Please print all of the material below, word for word.

** START OF DATA IN THIS EXERCISE **

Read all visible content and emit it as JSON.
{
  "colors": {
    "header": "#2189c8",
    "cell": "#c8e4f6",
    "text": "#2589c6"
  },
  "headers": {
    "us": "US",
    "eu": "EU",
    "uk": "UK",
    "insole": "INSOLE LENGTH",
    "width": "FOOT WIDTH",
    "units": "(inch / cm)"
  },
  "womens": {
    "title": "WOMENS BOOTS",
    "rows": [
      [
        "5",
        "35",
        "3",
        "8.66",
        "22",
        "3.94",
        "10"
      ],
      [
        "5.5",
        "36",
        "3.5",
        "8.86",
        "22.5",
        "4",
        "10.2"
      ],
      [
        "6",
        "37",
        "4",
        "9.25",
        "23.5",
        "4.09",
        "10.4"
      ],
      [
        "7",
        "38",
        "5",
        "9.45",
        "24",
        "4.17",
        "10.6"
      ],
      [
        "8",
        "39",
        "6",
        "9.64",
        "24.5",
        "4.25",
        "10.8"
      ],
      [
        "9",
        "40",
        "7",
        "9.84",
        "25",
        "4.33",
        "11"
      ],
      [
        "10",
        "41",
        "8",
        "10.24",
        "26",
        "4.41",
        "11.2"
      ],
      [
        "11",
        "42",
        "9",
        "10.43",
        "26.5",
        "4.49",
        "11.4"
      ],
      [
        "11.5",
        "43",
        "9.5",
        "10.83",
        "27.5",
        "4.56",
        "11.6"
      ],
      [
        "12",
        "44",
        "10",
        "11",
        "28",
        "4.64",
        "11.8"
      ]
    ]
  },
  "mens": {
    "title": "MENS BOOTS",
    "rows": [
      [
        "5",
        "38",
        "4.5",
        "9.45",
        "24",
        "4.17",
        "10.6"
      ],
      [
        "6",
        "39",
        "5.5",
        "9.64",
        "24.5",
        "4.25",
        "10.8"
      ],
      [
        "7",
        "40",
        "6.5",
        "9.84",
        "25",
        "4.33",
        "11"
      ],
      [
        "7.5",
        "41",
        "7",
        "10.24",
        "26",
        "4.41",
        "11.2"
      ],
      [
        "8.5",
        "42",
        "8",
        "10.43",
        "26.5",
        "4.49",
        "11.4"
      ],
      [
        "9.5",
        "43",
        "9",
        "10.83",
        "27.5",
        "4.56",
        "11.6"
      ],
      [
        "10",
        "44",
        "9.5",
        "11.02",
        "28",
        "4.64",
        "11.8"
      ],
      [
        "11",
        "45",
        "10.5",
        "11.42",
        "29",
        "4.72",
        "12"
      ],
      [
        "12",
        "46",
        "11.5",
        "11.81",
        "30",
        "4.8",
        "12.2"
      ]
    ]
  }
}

** END OF DATA IN THIS EXERCISE **

● WRITTEN SOLUTION
Read all visible content and emit it as JSON.
{
  "colors": {
    "header": "#2189c8",
    "cell": "#c8e4f6",
    "text": "#2589c6"
  },
  "headers": {
    "us": "US",
    "eu": "EU",
    "uk": "UK",
    "insole": "INSOLE LENGTH",
    "width": "FOOT WIDTH",
    "units": "(inch / cm)"
  },
  "womens": {
    "title": "WOMENS BOOTS",
    "rows": [
      [
        "5",
        "35",
        "3",
        "8.66",
        "22",
        "3.94",
        "10"
      ],
      [
        "5.5",
        "36",
        "3.5",
        "8.86",
        "22.5",
        "4",
        "10.2"
      ],
      [
        "6",
        "37",
        "4",
        "9.25",
        "23.5",
        "4.09",
        "10.4"
      ],
      [
        "7",
        "38",
        "5",
        "9.45",
        "24",
        "4.17",
        "10.6"
      ],
      [
        "8",
        "39",
        "6",
        "9.64",
        "24.5",
        "4.25",
        "10.8"
      ],
      [
        "9",
        "40",
        "7",
        "9.84",
        "25",
        "4.33",
        "11"
      ],
      [
        "10",
        "41",
        "8",
        "10.24",
        "26",
        "4.41",
        "11.2"
      ],
      [
        "11",
        "42",
        "9",
        "10.43",
        "26.5",
        "4.49",
        "11.4"
      ],
      [
        "11.5",
        "43",
        "9.5",
        "10.83",
        "27.5",
        "4.56",
        "11.6"
      ],
      [
        "12",
        "44",
        "10",
        "11",
        "28",
        "4.64",
        "11.8"
      ]
    ]
  },
  "mens": {
    "title": "MENS BOOTS",
    "rows": [
      [
        "5",
        "38",
        "4.5",
        "9.45",
        "24",
        "4.17",
        "10.6"
      ],
      [
        "6",
        "39",
        "5.5",
        "9.64",
        "24.5",
        "4.25",
        "10.8"
      ],
      [
        "7",
        "40",
        "6.5",
        "9.84",
        "25",
        "4.33",
        "11"
      ],
      [
        "7.5",
        "41",
        "7",
        "10.24",
        "26",
        "4.41",
        "11.2"
      ],
      [
        "8.5",
        "42",
        "8",
        "10.43",
        "26.5",
        "4.49",
        "11.4"
      ],
      [
        "9.5",
        "43",
        "9",
        "10.83",
        "27.5",
        "4.56",
        "11.6"
      ],
      [
        "10",
        "44",
        "9.5",
        "11.02",
        "28",
        "4.64",
        "11.8"
      ],
      [
        "11",
        "45",
        "10.5",
        "11.42",
        "29",
        "4.72",
        "12"
      ],
      [
        "12",
        "46",
        "11.5",
        "11.81",
        "30",
        "4.8",
        "12.2"
      ]
    ]
  }
}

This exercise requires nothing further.